**Written problem:** Reproduce each record below exactly as written.

** start of Input **

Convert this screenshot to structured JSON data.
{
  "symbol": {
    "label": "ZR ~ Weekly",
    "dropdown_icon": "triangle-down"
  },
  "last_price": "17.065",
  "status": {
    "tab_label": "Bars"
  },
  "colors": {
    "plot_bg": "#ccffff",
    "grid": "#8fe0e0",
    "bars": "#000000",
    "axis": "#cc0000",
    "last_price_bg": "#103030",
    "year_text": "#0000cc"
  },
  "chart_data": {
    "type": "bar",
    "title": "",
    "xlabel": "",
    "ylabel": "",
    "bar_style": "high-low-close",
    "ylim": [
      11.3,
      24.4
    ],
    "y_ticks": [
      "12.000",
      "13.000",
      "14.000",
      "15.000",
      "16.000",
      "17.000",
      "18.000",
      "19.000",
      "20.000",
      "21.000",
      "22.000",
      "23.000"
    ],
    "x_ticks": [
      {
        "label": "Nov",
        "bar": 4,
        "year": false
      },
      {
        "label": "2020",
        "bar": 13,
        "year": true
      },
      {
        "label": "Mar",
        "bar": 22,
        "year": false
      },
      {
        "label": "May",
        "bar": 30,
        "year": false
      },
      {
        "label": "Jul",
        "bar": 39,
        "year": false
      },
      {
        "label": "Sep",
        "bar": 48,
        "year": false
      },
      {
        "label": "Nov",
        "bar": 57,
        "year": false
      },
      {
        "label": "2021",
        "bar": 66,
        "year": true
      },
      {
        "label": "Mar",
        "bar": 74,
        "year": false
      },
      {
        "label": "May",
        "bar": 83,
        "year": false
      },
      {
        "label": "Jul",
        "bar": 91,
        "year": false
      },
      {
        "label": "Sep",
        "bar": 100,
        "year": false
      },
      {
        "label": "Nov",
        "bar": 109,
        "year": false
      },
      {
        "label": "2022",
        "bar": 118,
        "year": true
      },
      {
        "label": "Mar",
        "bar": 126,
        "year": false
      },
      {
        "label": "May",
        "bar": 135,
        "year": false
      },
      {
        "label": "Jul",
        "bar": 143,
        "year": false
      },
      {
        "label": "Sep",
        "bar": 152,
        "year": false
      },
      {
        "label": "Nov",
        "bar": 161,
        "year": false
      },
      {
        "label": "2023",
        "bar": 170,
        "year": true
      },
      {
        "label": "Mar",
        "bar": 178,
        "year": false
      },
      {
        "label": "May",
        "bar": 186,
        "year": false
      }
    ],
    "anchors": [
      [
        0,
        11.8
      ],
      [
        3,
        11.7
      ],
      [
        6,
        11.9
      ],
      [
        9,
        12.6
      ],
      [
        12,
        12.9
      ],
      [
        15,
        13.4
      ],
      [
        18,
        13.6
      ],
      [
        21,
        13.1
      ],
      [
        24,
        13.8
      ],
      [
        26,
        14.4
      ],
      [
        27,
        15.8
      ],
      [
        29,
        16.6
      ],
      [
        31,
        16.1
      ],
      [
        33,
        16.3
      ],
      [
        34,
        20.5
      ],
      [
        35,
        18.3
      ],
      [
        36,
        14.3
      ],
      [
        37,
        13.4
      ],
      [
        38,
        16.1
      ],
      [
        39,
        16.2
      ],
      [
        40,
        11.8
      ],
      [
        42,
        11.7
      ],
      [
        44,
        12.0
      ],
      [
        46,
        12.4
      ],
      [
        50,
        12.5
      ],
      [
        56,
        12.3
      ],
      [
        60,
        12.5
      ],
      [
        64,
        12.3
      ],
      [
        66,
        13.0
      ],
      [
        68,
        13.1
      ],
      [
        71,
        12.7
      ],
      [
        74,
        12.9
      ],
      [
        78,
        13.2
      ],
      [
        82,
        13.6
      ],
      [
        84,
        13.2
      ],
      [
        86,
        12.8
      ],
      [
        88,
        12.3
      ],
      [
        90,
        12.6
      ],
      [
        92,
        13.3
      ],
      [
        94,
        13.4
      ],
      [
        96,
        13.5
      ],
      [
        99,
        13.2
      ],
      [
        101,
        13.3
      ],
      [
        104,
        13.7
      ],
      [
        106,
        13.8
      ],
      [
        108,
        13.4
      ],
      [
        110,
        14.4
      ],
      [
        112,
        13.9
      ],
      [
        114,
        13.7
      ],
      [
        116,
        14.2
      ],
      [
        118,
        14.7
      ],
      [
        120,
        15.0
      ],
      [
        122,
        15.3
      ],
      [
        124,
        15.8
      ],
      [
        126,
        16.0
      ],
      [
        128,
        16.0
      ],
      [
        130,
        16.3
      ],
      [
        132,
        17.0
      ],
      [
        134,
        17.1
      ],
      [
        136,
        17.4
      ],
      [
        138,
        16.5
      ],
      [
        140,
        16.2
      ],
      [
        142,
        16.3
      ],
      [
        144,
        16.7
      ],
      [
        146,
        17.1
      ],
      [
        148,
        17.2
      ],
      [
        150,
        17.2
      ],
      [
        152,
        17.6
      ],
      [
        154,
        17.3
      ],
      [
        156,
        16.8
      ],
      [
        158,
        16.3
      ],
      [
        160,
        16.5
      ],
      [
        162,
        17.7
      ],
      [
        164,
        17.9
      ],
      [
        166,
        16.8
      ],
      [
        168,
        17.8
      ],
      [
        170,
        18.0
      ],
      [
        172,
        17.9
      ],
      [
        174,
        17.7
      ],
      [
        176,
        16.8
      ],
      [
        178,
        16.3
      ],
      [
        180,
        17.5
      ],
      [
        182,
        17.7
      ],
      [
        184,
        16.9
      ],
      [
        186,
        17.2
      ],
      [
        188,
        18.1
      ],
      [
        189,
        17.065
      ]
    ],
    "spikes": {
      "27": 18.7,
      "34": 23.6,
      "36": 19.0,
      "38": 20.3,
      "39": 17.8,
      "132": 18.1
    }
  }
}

** end of Input **

**Result below:**
Convert this screenshot to structured JSON data.
{
  "symbol": {
    "label": "ZR ~ Weekly",
    "dropdown_icon": "triangle-down"
  },
  "last_price": "17.065",
  "status": {
    "tab_label": "Bars"
  },
  "colors": {
    "plot_bg": "#ccffff",
    "grid": "#8fe0e0",
    "bars": "#000000",
    "axis": "#cc0000",
    "last_price_bg": "#103030",
    "year_text": "#0000cc"
  },
  "chart_data": {
    "type": "bar",
    "title": "",
    "xlabel": "",
    "ylabel": "",
    "bar_style": "high-low-close",
    "ylim": [
      11.3,
      24.4
    ],
    "y_ticks": [
      "12.000",
      "13.000",
      "14.000",
      "15.000",
      "16.000",
      "17.000",
      "18.000",
      "19.000",
      "20.000",
      "21.000",
      "22.000",
      "23.000"
    ],
    "x_ticks": [
      {
        "label": "Nov",
        "bar": 4,
        "year": false
      },
      {
        "label": "2020",
        "bar": 13,
        "year": true
      },
      {
        "label": "Mar",
        "bar": 22,
        "year": false
      },
      {
        "label": "May",
        "bar": 30,
        "year": false
      },
      {
        "label": "Jul",
        "bar": 39,
        "year": false
      },
      {
        "label": "Sep",
        "bar": 48,
        "year": false
      },
      {
        "label": "Nov",
        "bar": 57,
        "year": false
      },
      {
        "label": "2021",
        "bar": 66,
        "year": true
      },
      {
        "label": "Mar",
        "bar": 74,
        "year": false
      },
      {
        "label": "May",
        "bar": 83,
        "year": false
      },
      {
        "label": "Jul",
        "bar": 91,
        "year": false
      },
      {
        "label": "Sep",
        "bar": 100,
        "year": false
      },
      {
        "label": "Nov",
        "bar": 109,
        "year": false
      },
      {
        "label": "2022",
        "bar": 118,
        "year": true
      },
      {
        "label": "Mar",
        "bar": 126,
        "year": false
      },
      {
        "label": "May",
        "bar": 135,
        "year": false
      },
      {
        "label": "Jul",
        "bar": 143,
        "year": false
      },
      {
        "label": "Sep",
        "bar": 152,
        "year": false
      },
      {
        "label": "Nov",
        "bar": 161,
        "year": false
      },
      {
        "label": "2023",
        "bar": 170,
        "year": true
      },
      {
        "label": "Mar",
        "bar": 178,
        "year": false
      },
      {
        "label": "May",
        "bar": 186,
        "year": false
      }
    ],
    "anchors": [
      [
        0,
        11.8
      ],
      [
        3,
        11.7
      ],
      [
        6,
        11.9
      ],
      [
        9,
        12.6
      ],
      [
        12,
        12.9
      ],
      [
        15,
        13.4
      ],
      [
        18,
        13.6
      ],
      [
        21,
        13.1
      ],
      [
        24,
        13.8
      ],
      [
        26,
        14.4
      ],
      [
        27,
        15.8
      ],
      [
        29,
        16.6
      ],
      [
        31,
        16.1
      ],
      [
        33,
        16.3
      ],
      [
        34,
        20.5
      ],
      [
        35,
        18.3
      ],
      [
        36,
        14.3
      ],
      [
        37,
        13.4
      ],
      [
        38,
        16.1
      ],
      [
        39,
        16.2
      ],
      [
        40,
        11.8
      ],
      [
        42,
        11.7
      ],
      [
        44,
        12.0
      ],
      [
        46,
        12.4
      ],
      [
        50,
        12.5
      ],
      [
        56,
        12.3
      ],
      [
        60,
        12.5
      ],
      [
        64,
        12.3
      ],
      [
        66,
        13.0
      ],
      [
        68,
        13.1
      ],
      [
        71,
        12.7
      ],
      [
        74,
        12.9
      ],
      [
        78,
        13.2
      ],
      [
        82,
        13.6
      ],
      [
        84,
        13.2
      ],
      [
        86,
        12.8
      ],
      [
        88,
        12.3
      ],
      [
        90,
        12.6
      ],
      [
        92,
        13.3
      ],
      [
        94,
        13.4
      ],
      [
        96,
        13.5
      ],
      [
        99,
        13.2
      ],
      [
        101,
        13.3
      ],
      [
        104,
        13.7
      ],
      [
        106,
        13.8
      ],
      [
        108,
        13.4
      ],
      [
        110,
        14.4
      ],
      [
        112,
        13.9
      ],
      [
        114,
        13.7
      ],
      [
        116,
        14.2
      ],
      [
        118,
        14.7
      ],
      [
        120,
        15.0
      ],
      [
        122,
        15.3
      ],
      [
        124,
        15.8
      ],
      [
        126,
        16.0
      ],
      [
        128,
        16.0
      ],
      [
        130,
        16.3
      ],
      [
        132,
        17.0
      ],
      [
        134,
        17.1
      ],
      [
        136,
        17.4
      ],
      [
        138,
        16.5
      ],
      [
        140,
        16.2
      ],
      [
        142,
        16.3
      ],
      [
        144,
        16.7
      ],
      [
        146,
        17.1
      ],
      [
        148,
        17.2
      ],
      [
        150,
        17.2
      ],
      [
        152,
        17.6
      ],
      [
        154,
        17.3
      ],
      [
        156,
        16.8
      ],
      [
        158,
        16.3
      ],
      [
        160,
        16.5
      ],
      [
        162,
        17.7
      ],
      [
        164,
        17.9
      ],
      [
        166,
        16.8
      ],
      [
        168,
        17.8
      ],
      [
        170,
        18.0
      ],
      [
        172,
        17.9
      ],
      [
        174,
        17.7
      ],
      [
        176,
        16.8
      ],
      [
        178,
        16.3
      ],
      [
        180,
        17.5
      ],
      [
        182,
        17.7
      ],
      [
        184,
        16.9
      ],
      [
        186,
        17.2
      ],
      [
        188,
        18.1
      ],
      [
        189,
        17.065
      ]
    ],
    "spikes": {
      "27": 18.7,
      "34": 23.6,
      "36": 19.0,
      "38": 20.3,
      "39": 17.8,
      "132": 18.1
    }
  }
}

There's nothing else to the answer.